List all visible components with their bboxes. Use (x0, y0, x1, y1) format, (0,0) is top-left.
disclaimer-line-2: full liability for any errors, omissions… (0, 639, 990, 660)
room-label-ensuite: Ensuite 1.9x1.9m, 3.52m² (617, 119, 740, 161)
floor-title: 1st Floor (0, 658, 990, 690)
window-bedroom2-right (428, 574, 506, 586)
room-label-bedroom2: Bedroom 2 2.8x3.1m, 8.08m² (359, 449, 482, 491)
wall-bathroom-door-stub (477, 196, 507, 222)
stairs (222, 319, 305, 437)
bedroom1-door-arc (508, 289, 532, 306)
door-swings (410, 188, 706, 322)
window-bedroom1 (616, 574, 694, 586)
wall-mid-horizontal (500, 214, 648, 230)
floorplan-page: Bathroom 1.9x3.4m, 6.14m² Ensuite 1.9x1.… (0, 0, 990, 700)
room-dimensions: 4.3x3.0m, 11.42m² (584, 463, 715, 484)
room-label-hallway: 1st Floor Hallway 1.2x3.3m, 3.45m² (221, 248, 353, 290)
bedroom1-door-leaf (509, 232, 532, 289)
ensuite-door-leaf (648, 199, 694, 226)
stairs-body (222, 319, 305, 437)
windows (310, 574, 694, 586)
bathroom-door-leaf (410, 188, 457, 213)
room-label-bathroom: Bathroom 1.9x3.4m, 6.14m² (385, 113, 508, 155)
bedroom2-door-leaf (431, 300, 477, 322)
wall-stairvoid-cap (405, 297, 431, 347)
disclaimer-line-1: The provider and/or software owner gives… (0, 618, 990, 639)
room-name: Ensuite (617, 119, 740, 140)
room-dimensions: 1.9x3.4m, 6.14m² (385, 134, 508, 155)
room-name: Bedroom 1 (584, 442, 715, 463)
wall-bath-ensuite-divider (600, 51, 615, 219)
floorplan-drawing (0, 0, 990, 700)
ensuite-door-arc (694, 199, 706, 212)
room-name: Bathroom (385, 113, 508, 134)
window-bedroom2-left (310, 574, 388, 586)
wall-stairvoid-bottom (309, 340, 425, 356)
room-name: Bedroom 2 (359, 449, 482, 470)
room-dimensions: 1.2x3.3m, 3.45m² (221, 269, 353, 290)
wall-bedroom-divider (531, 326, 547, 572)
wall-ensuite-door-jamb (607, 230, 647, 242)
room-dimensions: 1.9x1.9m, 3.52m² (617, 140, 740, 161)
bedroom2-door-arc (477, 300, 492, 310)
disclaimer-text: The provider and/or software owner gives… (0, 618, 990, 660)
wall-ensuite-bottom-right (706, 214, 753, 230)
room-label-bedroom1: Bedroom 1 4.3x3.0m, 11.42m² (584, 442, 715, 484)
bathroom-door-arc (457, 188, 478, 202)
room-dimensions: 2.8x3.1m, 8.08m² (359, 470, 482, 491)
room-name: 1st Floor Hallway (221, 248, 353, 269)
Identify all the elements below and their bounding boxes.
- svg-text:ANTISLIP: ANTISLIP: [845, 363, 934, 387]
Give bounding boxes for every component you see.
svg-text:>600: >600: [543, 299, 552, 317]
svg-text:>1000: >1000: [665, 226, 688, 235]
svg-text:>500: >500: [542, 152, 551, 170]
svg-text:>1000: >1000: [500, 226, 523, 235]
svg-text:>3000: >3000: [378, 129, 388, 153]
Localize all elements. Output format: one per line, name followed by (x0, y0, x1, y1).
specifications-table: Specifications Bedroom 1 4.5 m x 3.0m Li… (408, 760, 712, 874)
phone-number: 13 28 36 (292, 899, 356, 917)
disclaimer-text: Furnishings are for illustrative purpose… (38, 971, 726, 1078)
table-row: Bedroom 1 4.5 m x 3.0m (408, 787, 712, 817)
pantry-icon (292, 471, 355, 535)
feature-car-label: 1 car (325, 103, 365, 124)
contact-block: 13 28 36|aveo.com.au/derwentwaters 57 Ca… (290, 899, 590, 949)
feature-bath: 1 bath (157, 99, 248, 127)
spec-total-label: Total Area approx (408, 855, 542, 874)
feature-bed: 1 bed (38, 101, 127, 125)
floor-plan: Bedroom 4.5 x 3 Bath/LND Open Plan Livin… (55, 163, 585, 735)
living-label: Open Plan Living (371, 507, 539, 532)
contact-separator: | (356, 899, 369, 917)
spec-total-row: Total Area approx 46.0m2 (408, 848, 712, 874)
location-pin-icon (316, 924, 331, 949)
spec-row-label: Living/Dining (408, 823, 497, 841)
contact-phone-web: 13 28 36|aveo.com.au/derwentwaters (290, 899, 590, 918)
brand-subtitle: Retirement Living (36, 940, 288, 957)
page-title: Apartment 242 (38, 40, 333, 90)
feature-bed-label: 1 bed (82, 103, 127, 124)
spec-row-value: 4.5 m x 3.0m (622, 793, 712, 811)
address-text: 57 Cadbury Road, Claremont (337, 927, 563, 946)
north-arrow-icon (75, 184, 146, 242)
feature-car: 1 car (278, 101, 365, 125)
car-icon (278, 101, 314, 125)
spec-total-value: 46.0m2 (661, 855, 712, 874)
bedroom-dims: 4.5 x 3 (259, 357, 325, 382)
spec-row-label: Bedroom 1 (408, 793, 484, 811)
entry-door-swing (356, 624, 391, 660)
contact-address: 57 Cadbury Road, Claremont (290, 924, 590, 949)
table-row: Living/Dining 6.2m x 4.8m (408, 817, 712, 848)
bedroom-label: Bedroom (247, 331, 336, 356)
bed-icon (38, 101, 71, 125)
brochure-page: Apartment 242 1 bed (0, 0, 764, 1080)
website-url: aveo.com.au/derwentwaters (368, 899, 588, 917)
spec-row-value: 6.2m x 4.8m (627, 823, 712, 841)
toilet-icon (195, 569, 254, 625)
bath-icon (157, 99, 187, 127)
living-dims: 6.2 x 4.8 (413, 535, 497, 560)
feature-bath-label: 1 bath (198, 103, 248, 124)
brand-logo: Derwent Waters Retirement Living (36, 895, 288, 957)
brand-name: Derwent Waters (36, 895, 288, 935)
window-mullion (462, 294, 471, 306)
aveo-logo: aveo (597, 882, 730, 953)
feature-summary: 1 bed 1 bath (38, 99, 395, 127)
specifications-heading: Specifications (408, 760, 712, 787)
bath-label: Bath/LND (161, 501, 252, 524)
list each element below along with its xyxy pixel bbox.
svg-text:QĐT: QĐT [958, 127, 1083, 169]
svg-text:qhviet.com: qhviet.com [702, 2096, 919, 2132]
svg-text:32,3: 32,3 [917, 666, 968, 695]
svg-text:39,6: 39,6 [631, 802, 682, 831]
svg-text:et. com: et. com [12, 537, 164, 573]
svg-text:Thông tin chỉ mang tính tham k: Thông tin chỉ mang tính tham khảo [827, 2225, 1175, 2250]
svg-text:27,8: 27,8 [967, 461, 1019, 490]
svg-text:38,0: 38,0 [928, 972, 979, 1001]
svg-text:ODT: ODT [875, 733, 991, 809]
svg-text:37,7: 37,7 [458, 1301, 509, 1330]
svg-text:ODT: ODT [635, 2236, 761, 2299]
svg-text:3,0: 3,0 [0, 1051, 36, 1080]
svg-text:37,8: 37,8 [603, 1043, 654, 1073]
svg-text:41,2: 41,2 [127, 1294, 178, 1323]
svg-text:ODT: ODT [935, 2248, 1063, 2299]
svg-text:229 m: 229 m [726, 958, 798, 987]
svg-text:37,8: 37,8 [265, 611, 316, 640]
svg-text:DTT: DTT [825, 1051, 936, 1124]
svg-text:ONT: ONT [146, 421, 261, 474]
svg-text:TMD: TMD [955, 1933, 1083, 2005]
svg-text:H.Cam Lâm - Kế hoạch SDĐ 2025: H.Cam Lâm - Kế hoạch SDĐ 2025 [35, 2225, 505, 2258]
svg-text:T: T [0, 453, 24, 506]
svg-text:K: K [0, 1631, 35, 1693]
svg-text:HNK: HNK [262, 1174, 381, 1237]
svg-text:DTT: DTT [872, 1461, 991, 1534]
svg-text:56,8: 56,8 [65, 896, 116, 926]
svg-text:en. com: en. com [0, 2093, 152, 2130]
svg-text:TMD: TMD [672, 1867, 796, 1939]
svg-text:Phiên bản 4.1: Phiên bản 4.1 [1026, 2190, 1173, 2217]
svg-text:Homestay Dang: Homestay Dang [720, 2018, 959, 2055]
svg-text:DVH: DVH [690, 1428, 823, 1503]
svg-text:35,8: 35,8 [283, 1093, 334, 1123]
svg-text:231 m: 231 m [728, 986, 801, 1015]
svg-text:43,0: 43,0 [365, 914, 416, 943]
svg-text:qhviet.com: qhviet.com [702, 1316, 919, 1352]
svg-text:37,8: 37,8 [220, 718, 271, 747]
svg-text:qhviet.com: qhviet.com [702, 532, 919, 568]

────────

Problema a resolver
Transcribe tal cual, por favor, las líneas del listado empezando por la primera y terminando en la línea que contiene "room-dimensions: 1.9x3.4m, 6.14m²", ambos extremos incluidos.

Resultado final
List all visible components with their bboxes. Use (x0, y0, x1, y1) format, (0,0) is top-left.
disclaimer-line-2: full liability for any errors, omissions… (0, 639, 990, 660)
room-label-ensuite: Ensuite 1.9x1.9m, 3.52m² (617, 119, 740, 161)
floor-title: 1st Floor (0, 658, 990, 690)
window-bedroom2-right (428, 574, 506, 586)
room-label-bedroom2: Bedroom 2 2.8x3.1m, 8.08m² (359, 449, 482, 491)
wall-bathroom-door-stub (477, 196, 507, 222)
stairs (222, 319, 305, 437)
bedroom1-door-arc (508, 289, 532, 306)
door-swings (410, 188, 706, 322)
window-bedroom1 (616, 574, 694, 586)
wall-mid-horizontal (500, 214, 648, 230)
floorplan-page: Bathroom 1.9x3.4m, 6.14m² Ensuite 1.9x1.… (0, 0, 990, 700)
room-dimensions: 4.3x3.0m, 11.42m² (584, 463, 715, 484)
room-label-hallway: 1st Floor Hallway 1.2x3.3m, 3.45m² (221, 248, 353, 290)
bedroom1-door-leaf (509, 232, 532, 289)
ensuite-door-leaf (648, 199, 694, 226)
stairs-body (222, 319, 305, 437)
windows (310, 574, 694, 586)
bathroom-door-leaf (410, 188, 457, 213)
room-label-bathroom: Bathroom 1.9x3.4m, 6.14m² (385, 113, 508, 155)
bedroom2-door-leaf (431, 300, 477, 322)
wall-stairvoid-cap (405, 297, 431, 347)
disclaimer-line-1: The provider and/or software owner gives… (0, 618, 990, 639)
room-name: Ensuite (617, 119, 740, 140)
room-dimensions: 1.9x3.4m, 6.14m² (385, 134, 508, 155)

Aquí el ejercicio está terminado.